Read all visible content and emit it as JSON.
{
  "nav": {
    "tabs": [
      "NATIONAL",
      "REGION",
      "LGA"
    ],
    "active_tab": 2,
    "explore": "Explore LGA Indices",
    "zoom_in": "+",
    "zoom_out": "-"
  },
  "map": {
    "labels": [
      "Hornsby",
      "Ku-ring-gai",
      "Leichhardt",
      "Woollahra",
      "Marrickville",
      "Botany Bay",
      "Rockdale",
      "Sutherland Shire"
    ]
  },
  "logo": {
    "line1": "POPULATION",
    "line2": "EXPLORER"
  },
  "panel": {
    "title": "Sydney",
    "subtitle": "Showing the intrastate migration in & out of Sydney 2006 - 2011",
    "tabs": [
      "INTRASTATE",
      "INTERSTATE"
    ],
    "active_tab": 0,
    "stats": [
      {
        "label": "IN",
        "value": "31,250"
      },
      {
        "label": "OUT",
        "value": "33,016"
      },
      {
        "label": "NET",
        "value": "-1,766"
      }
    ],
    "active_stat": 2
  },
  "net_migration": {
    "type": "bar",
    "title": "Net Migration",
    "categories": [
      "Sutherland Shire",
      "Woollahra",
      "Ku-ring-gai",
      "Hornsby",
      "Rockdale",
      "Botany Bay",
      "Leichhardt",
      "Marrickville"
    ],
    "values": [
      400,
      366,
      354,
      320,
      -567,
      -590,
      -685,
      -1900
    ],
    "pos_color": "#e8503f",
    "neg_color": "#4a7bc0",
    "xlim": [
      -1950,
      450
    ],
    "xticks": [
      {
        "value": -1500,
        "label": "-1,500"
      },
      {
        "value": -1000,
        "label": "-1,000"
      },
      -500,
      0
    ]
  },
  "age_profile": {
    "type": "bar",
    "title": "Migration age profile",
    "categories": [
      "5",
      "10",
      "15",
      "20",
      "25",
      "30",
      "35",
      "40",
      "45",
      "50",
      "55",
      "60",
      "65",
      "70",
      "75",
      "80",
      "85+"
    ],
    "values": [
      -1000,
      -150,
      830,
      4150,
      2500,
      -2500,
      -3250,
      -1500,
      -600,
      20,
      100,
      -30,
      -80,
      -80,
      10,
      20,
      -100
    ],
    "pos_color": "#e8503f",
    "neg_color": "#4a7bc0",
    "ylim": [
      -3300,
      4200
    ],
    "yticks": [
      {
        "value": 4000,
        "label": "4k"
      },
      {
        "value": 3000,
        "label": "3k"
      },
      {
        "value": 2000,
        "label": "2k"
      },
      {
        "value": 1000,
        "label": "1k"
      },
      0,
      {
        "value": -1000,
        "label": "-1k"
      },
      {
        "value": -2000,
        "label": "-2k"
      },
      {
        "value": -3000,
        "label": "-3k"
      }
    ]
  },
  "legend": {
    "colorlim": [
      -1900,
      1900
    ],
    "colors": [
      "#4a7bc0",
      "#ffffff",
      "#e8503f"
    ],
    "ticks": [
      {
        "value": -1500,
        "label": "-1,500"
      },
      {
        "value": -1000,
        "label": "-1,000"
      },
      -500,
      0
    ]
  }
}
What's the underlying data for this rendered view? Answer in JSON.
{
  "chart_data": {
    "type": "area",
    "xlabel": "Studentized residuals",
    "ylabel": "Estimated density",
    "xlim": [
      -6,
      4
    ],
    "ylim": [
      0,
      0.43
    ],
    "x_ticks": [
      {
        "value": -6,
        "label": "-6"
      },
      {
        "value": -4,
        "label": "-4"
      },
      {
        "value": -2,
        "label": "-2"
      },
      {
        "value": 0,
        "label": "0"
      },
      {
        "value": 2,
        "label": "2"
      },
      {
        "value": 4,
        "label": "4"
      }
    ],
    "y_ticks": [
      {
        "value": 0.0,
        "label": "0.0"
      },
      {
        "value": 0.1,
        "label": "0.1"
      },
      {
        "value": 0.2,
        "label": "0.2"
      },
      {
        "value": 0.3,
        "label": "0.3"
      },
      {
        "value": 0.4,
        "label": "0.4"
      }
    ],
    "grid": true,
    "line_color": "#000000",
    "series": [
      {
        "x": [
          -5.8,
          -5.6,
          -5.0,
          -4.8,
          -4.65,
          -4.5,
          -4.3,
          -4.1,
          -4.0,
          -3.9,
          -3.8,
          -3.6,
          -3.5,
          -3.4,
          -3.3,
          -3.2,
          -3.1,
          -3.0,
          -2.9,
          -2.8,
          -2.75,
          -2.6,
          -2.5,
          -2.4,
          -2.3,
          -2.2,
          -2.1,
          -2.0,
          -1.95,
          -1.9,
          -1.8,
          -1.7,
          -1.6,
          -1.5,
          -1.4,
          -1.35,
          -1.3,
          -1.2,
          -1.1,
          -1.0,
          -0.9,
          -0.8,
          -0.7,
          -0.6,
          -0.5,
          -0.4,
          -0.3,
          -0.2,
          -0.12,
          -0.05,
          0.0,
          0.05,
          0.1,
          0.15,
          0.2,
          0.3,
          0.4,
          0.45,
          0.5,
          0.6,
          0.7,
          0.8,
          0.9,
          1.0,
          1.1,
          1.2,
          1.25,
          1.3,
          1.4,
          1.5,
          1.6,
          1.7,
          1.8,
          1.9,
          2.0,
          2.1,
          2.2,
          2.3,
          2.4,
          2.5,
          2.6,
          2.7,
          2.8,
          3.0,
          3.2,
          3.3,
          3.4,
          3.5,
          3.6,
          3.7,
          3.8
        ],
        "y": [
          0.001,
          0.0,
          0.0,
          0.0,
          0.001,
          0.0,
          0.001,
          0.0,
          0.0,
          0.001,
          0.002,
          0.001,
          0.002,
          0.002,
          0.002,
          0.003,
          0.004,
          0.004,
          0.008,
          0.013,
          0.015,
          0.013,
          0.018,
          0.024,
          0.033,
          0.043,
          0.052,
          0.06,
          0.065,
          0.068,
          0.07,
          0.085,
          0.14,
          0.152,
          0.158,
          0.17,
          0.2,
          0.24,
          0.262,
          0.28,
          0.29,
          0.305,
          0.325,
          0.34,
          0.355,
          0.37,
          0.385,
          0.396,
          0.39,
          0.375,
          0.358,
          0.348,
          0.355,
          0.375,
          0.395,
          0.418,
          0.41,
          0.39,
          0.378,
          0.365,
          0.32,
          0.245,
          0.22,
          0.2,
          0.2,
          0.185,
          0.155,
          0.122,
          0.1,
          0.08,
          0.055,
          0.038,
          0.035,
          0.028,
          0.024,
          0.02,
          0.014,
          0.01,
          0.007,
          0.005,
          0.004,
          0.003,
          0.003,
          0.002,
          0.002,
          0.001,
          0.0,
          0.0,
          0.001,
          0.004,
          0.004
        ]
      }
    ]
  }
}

◆ **AIM**: Give back the data above exactly as it appears.

◆ **RESULT FOR THIS EXERCISE**:
Read all visible content and emit it as JSON.
{
  "nav": {
    "tabs": [
      "NATIONAL",
      "REGION",
      "LGA"
    ],
    "active_tab": 2,
    "explore": "Explore LGA Indices",
    "zoom_in": "+",
    "zoom_out": "-"
  },
  "map": {
    "labels": [
      "Hornsby",
      "Ku-ring-gai",
      "Leichhardt",
      "Woollahra",
      "Marrickville",
      "Botany Bay",
      "Rockdale",
      "Sutherland Shire"
    ]
  },
  "logo": {
    "line1": "POPULATION",
    "line2": "EXPLORER"
  },
  "panel": {
    "title": "Sydney",
    "subtitle": "Showing the intrastate migration in & out of Sydney 2006 - 2011",
    "tabs": [
      "INTRASTATE",
      "INTERSTATE"
    ],
    "active_tab": 0,
    "stats": [
      {
        "label": "IN",
        "value": "31,250"
      },
      {
        "label": "OUT",
        "value": "33,016"
      },
      {
        "label": "NET",
        "value": "-1,766"
      }
    ],
    "active_stat": 2
  },
  "net_migration": {
    "type": "bar",
    "title": "Net Migration",
    "categories": [
      "Sutherland Shire",
      "Woollahra",
      "Ku-ring-gai",
      "Hornsby",
      "Rockdale",
      "Botany Bay",
      "Leichhardt",
      "Marrickville"
    ],
    "values": [
      400,
      366,
      354,
      320,
      -567,
      -590,
      -685,
      -1900
    ],
    "pos_color": "#e8503f",
    "neg_color": "#4a7bc0",
    "xlim": [
      -1950,
      450
    ],
    "xticks": [
      {
        "value": -1500,
        "label": "-1,500"
      },
      {
        "value": -1000,
        "label": "-1,000"
      },
      -500,
      0
    ]
  },
  "age_profile": {
    "type": "bar",
    "title": "Migration age profile",
    "categories": [
      "5",
      "10",
      "15",
      "20",
      "25",
      "30",
      "35",
      "40",
      "45",
      "50",
      "55",
      "60",
      "65",
      "70",
      "75",
      "80",
      "85+"
    ],
    "values": [
      -1000,
      -150,
      830,
      4150,
      2500,
      -2500,
      -3250,
      -1500,
      -600,
      20,
      100,
      -30,
      -80,
      -80,
      10,
      20,
      -100
    ],
    "pos_color": "#e8503f",
    "neg_color": "#4a7bc0",
    "ylim": [
      -3300,
      4200
    ],
    "yticks": [
      {
        "value": 4000,
        "label": "4k"
      },
      {
        "value": 3000,
        "label": "3k"
      },
      {
        "value": 2000,
        "label": "2k"
      },
      {
        "value": 1000,
        "label": "1k"
      },
      0,
      {
        "value": -1000,
        "label": "-1k"
      },
      {
        "value": -2000,
        "label": "-2k"
      },
      {
        "value": -3000,
        "label": "-3k"
      }
    ]
  },
  "legend": {
    "colorlim": [
      -1900,
      1900
    ],
    "colors": [
      "#4a7bc0",
      "#ffffff",
      "#e8503f"
    ],
    "ticks": [
      {
        "value": -1500,
        "label": "-1,500"
      },
      {
        "value": -1000,
        "label": "-1,000"
      },
      -500,
      0
    ]
  }
}
What's the underlying data for this rendered view? Answer in JSON.
{
  "chart_data": {
    "type": "area",
    "xlabel": "Studentized residuals",
    "ylabel": "Estimated density",
    "xlim": [
      -6,
      4
    ],
    "ylim": [
      0,
      0.43
    ],
    "x_ticks": [
      {
        "value": -6,
        "label": "-6"
      },
      {
        "value": -4,
        "label": "-4"
      },
      {
        "value": -2,
        "label": "-2"
      },
      {
        "value": 0,
        "label": "0"
      },
      {
        "value": 2,
        "label": "2"
      },
      {
        "value": 4,
        "label": "4"
      }
    ],
    "y_ticks": [
      {
        "value": 0.0,
        "label": "0.0"
      },
      {
        "value": 0.1,
        "label": "0.1"
      },
      {
        "value": 0.2,
        "label": "0.2"
      },
      {
        "value": 0.3,
        "label": "0.3"
      },
      {
        "value": 0.4,
        "label": "0.4"
      }
    ],
    "grid": true,
    "line_color": "#000000",
    "series": [
      {
        "x": [
          -5.8,
          -5.6,
          -5.0,
          -4.8,
          -4.65,
          -4.5,
          -4.3,
          -4.1,
          -4.0,
          -3.9,
          -3.8,
          -3.6,
          -3.5,
          -3.4,
          -3.3,
          -3.2,
          -3.1,
          -3.0,
          -2.9,
          -2.8,
          -2.75,
          -2.6,
          -2.5,
          -2.4,
          -2.3,
          -2.2,
          -2.1,
          -2.0,
          -1.95,
          -1.9,
          -1.8,
          -1.7,
          -1.6,
          -1.5,
          -1.4,
          -1.35,
          -1.3,
          -1.2,
          -1.1,
          -1.0,
          -0.9,
          -0.8,
          -0.7,
          -0.6,
          -0.5,
          -0.4,
          -0.3,
          -0.2,
          -0.12,
          -0.05,
          0.0,
          0.05,
          0.1,
          0.15,
          0.2,
          0.3,
          0.4,
          0.45,
          0.5,
          0.6,
          0.7,
          0.8,
          0.9,
          1.0,
          1.1,
          1.2,
          1.25,
          1.3,
          1.4,
          1.5,
          1.6,
          1.7,
          1.8,
          1.9,
          2.0,
          2.1,
          2.2,
          2.3,
          2.4,
          2.5,
          2.6,
          2.7,
          2.8,
          3.0,
          3.2,
          3.3,
          3.4,
          3.5,
          3.6,
          3.7,
          3.8
        ],
        "y": [
          0.001,
          0.0,
          0.0,
          0.0,
          0.001,
          0.0,
          0.001,
          0.0,
          0.0,
          0.001,
          0.002,
          0.001,
          0.002,
          0.002,
          0.002,
          0.003,
          0.004,
          0.004,
          0.008,
          0.013,
          0.015,
          0.013,
          0.018,
          0.024,
          0.033,
          0.043,
          0.052,
          0.06,
          0.065,
          0.068,
          0.07,
          0.085,
          0.14,
          0.152,
          0.158,
          0.17,
          0.2,
          0.24,
          0.262,
          0.28,
          0.29,
          0.305,
          0.325,
          0.34,
          0.355,
          0.37,
          0.385,
          0.396,
          0.39,
          0.375,
          0.358,
          0.348,
          0.355,
          0.375,
          0.395,
          0.418,
          0.41,
          0.39,
          0.378,
          0.365,
          0.32,
          0.245,
          0.22,
          0.2,
          0.2,
          0.185,
          0.155,
          0.122,
          0.1,
          0.08,
          0.055,
          0.038,
          0.035,
          0.028,
          0.024,
          0.02,
          0.014,
          0.01,
          0.007,
          0.005,
          0.004,
          0.003,
          0.003,
          0.002,
          0.002,
          0.001,
          0.0,
          0.0,
          0.001,
          0.004,
          0.004
        ]
      }
    ]
  }
}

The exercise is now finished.